- [Text segment]
_____

Famag Forstner bit. Excellent in a drill press. Saw tooth edge. I’ve been using these in a brace for a while.
Fisch Wave Forstner bit. Less saw tooth to the edge. Again, excellent in a drill press. I hoped that the wave edge gives some advantage over the saw tooth.
Wood beaver power auger bit. The most aggressive bit here with four cutters.*
Spoon bit. I didn’t even test this bit. I can make it work in flat stock. I’ve practiced with it enough so that it doesn’t wander around the workpiece but I couldn’t get it started anywhere near the mark in round stock. It’s here to say: don’t bother.
There’s one obvious bit missing: the brad point. Lots of chairmakers like these in electric drills. Curtis Buchanon and Pete Galbert both recommend they be used at full speed. Given that I’m using a brace they’re not really relevant. They’re also fiendishly expensive this large so I didn’t put them in the test. That said – if you’re using an electric drill big brad point drill bits are worth getting or grinding yourself.
Many boring hours later I had some surprising results:
Forstner for brace 1
Forstner for brace 2
Not what I was expecting either!

_____

- [Recorded data]

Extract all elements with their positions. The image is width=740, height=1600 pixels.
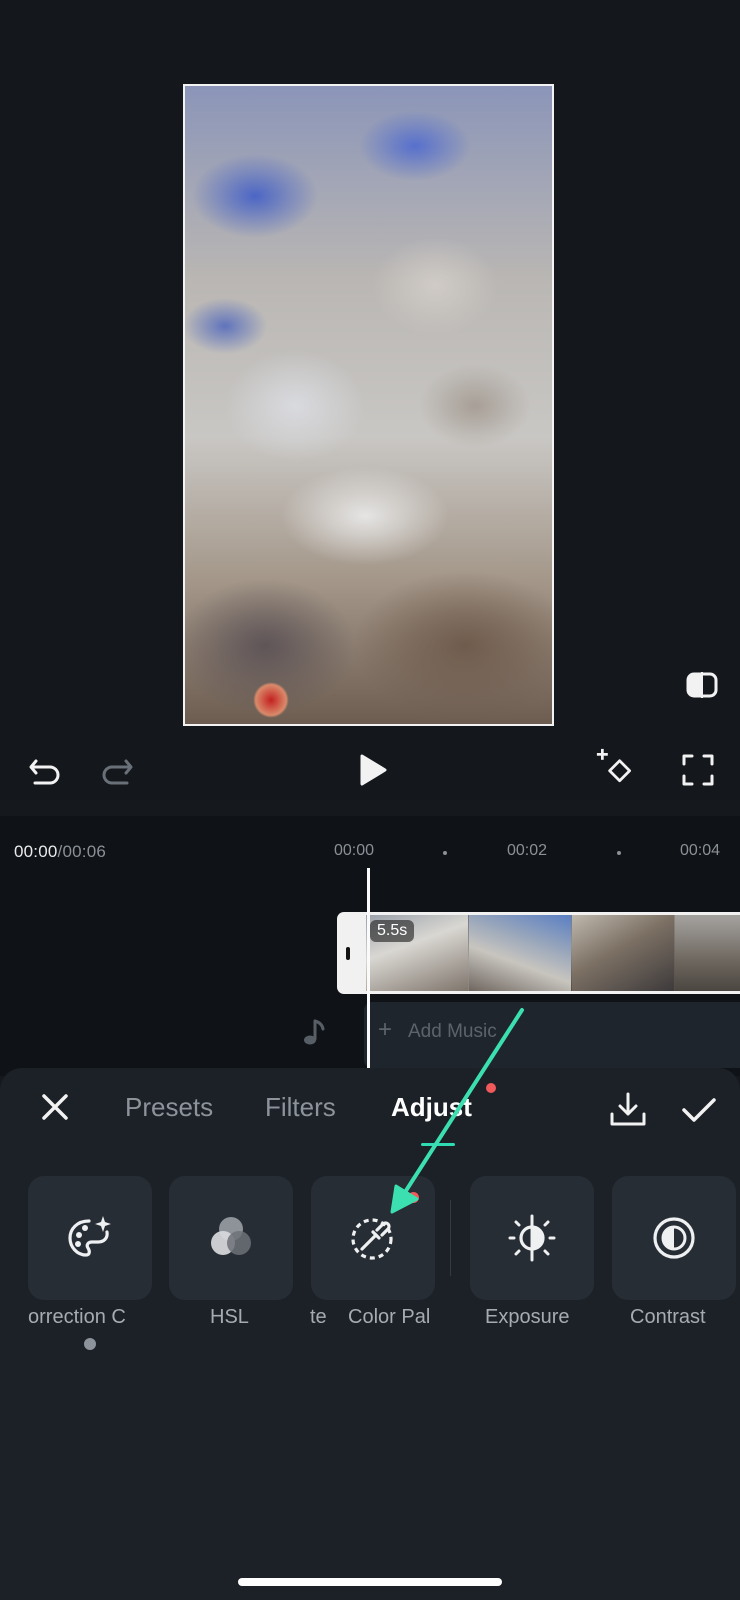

_____

- [Given problem A]
From the drill bit comparison, pull out the passage starting at "There’s one obvious" and ending at "or grinding yourself.", copied word for word.
- [Given problem B]
Answer these questions about the drill bit comparison:
(i) How many cutters does the Wood beaver power auger bit have?
(ii) Which two chairmakers recommend using brad point bits at full speed?
(iii) What kind of edge does the Famag Forstner bit have?
- [Given problem C]
Carry on writing the drill bit comparison from the point where it stops.

- [Reply A]
There’s one obvious bit missing: the brad point. Lots of chairmakers like these in electric drills. Curtis Buchanon and Pete Galbert both recommend they be used at full speed. Given that I’m using a brace they’re not really relevant. They’re also fiendishly expensive this large so I didn’t put them in the test. That said – if you’re using an electric drill big brad point drill bits are worth getting or grinding yourself.

- [Reply B]
(i) Four.
(ii) Curtis Buchanon and Pete Galbert.
(iii) A saw tooth edge.

- [Reply C]
The hole nearest the camera in the first photograph was bored by a centre bit. It was consistently the best. It’s also the easiest to sharpen. However there’s one criterion I didn’t measure – consistent sizes between different bits. I’ve got a couple of centre bits that are roughly 5/8″ but that’s not really good enough. I need to be able to match them, consistently to a tenon former of a caliper on the lathe. Centre bits are all old and whilst very easy to find used aren’t consistent. If you’re working on your own and only need one bit you could do a lot worse than get one of these, keep it sharp and match your tenon former to it. It’ll work well.
But if you want half a dozen bits that are interchangeable and match tenons formed on the lathe then the Famag is the one. The Fisch was disappointing. It didn’t chip out but left a fuzzy edge along the grain. Not terrible but the Famag was better.
The biggest surprise was that the modern power bits were better in a brace than the old bits designed for the purpose. Even if cost wasn’t a factor I would be using the Famag.
It’s worth noting that the Jennings excellent at 90º but with even a small angle it produced a lot of tear out.
Most disappointing was the powerbore. I paid a lot of money both to buy it and get it here. Save your pennies.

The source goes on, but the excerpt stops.